== Quoted passage
And that prints out:

@numbers = (
             '2',
             '3',
             '4',
             '5',
             '6'
           );
@incremented = (
                 '1',
                 '2',
                 '3',
                 '4',
                 '5'
               );

What’s going on here? We haven’t incremented the numbers we intended and we incremented the original list we meant to leave alone!

Because $_ is an alias, the $_++ changes the original numbers, but because the ++ is the postfix version of the autoincrement operator, it changes the value after it’s been returned. Thus, our new list gets the old values and our old list gets the new values! Here is one way to write that the way you intended it:

my @incremented = map $_ + 1, @numbers;

Also, if you use the block for, you can localize the value of $_ in the block, but it’s beginning to look like an ugly hack.

my @incremented = map { local $_ = $_; ++$_ }, @numbers;

Note

Many Perl developers are not aware of this alternate syntax for Data::Dumper and if they are, they often avoid is because it’s rather cumbersome to use. See perldoc Data::Dumper to understand it.

You author has released Data::Dumper::Names and Data::Dumper::Simple to the CPAN to make this easier to use. They behave slightly differently, so read their documentation to understand the differences.

Trying to do too much

At their core, sort, map and grep all take an existing list and return a new list. There’s nothing very complicated about this, but the sorting, filtering or transforming may be complicated. Keep them simple or else they’re hard to follow. We’ve already shown how to do with sort. We’ve taken this:

@employees= {
    $b->{years}    <=> $a->{years}
    ||
    $a->{payscale} <=> $b->{years}
    ||
    $a->{name}     cmp $b->{name}
} @employees;

And turned it into this:

@employees = sort by_seniority_then_pay_then_name @employees;

However, you may remember this rather complicated grep:

my %is_prime;
@primes = grep {
             ( exists $is_prime{$_} and $is_prime{$_} )
             or
             ( $is_prime{$_} = is_prime($_) )
          } @numbers;

It was deliberately left complicated in the code so that we could show how some people will write a grep statement. Instead, you could push the caching into the is_prime() function:

{
    my %is_prime;
    sub is_prime {
        my $number = $_[0];
        return $is_prime{$number} if exists $is_prime{$number};
        $is_prime{$number} = 0 if $number < 2;
        $is_prime{$number} = 1 if $number == 2;
        for ( 2 .. int sqrt($number) ) {
             if ( !($number % $_) ) {
                $is_prime{$number} = 0;
                last;
            }
        }
        $is_prime{$number} = 1 if !exists $is_prime{$number};
        return $is_prime{$number};
    }
}

By doing that, our grep then becomes:

@primes = grep { is_prime($_) } @numbers;

Not only is that much easier to read, any other code that now calls is_prime() gets to take advantage of the caching.

Also, the actual grep() is faster than it was originally. You can discover easier ways to verify that with the Benchmark module that we’ll cover in Chapter 18, Common tasks.
====
Set tasks
**A.** According to the Perl passage, which two modules were released to the CPAN to make the alternate syntax for Data::Dumper easier to use?
**B.** Resume the Perl passage, starting after its final sentence.
== Items
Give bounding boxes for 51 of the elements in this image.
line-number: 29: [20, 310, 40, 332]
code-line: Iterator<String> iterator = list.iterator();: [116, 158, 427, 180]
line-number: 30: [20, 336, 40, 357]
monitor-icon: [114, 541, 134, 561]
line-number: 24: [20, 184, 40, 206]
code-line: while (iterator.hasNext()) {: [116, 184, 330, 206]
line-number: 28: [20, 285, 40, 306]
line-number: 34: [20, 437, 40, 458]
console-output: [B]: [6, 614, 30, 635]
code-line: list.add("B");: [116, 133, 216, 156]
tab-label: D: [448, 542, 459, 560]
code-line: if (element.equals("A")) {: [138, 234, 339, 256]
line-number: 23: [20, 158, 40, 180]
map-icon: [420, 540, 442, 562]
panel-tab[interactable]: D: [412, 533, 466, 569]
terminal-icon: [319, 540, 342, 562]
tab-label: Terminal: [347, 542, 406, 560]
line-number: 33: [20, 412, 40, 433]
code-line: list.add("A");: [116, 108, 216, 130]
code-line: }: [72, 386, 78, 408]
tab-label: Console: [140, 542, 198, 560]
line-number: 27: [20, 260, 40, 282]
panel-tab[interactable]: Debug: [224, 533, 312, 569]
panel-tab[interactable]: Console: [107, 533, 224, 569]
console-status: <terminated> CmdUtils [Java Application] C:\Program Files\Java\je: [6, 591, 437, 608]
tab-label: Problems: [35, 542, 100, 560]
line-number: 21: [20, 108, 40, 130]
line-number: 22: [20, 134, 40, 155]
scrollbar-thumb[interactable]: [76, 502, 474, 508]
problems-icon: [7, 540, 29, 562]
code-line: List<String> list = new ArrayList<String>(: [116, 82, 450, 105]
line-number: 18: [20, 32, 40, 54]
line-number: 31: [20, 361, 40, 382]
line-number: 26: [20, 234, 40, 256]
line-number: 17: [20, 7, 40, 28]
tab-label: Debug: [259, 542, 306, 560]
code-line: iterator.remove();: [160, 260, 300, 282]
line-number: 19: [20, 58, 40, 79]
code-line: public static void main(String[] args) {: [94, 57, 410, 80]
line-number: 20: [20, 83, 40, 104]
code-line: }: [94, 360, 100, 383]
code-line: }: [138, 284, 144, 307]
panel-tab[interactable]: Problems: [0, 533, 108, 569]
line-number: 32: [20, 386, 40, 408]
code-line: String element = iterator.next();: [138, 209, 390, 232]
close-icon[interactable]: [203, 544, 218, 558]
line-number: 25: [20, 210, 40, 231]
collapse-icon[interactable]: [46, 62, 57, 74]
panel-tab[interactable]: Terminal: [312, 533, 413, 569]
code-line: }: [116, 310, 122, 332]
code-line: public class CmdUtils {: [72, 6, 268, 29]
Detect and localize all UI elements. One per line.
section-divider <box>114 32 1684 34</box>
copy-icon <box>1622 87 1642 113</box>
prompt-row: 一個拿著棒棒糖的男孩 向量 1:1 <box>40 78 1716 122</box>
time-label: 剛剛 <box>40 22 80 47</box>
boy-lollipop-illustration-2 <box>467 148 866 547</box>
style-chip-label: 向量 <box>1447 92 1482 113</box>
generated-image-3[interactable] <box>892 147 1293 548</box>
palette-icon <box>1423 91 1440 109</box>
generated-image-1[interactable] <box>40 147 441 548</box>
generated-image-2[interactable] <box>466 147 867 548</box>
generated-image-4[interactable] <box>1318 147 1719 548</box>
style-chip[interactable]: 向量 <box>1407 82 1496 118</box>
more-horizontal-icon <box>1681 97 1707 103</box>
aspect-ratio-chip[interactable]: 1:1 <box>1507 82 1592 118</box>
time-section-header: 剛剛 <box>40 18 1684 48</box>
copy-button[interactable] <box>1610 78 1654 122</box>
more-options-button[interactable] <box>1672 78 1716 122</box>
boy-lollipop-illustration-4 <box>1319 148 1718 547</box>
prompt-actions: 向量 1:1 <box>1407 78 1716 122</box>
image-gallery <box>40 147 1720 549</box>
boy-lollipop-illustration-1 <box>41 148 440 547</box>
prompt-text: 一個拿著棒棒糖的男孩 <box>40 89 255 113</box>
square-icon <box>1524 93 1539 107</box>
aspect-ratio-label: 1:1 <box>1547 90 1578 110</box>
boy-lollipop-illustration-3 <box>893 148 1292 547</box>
====
Responses in order
**A.** Data::Dumper::Names and Data::Dumper::Simple.

**B.**
Trying To Be Clever

The sort, map and grep functions are the sort of functions which developers love to abuse. Sadly, many developers think being clever is more important than writing maintainable code and so they’ll write something like this:

my %person = (
    id         => 6,
    name       => 'The Prisoner',
    profession => 'Ex-Spy',
    status     => 'Silent',
);
my $result = '';
foreach ( sort { $a ne 'id' } keys %person ) {
    my $value = $person{$_};
    $result .= sprintf "%-10s - $value\n", $_;
}
print $result;

And that prints out:

id         - 6
name       - The Prisoner
status     - Silent
profession - Ex-Spy

The order of name, status and profession may be different on your system, but id is guaranteed to be first. Why? Because of the strange sort { $a ne 'id' } construction. As you may recall, both the cmp and <=> operators return −1, 0 or 1 depending on whether the left value is less than, equal to or greater than the right value. The $a ne 'id' will return false (the empty string, in this case) which Perl will treat as 0 (zero) and $a ne $anything_else will return 1, ensuring that the value 'id' will always be sorted first.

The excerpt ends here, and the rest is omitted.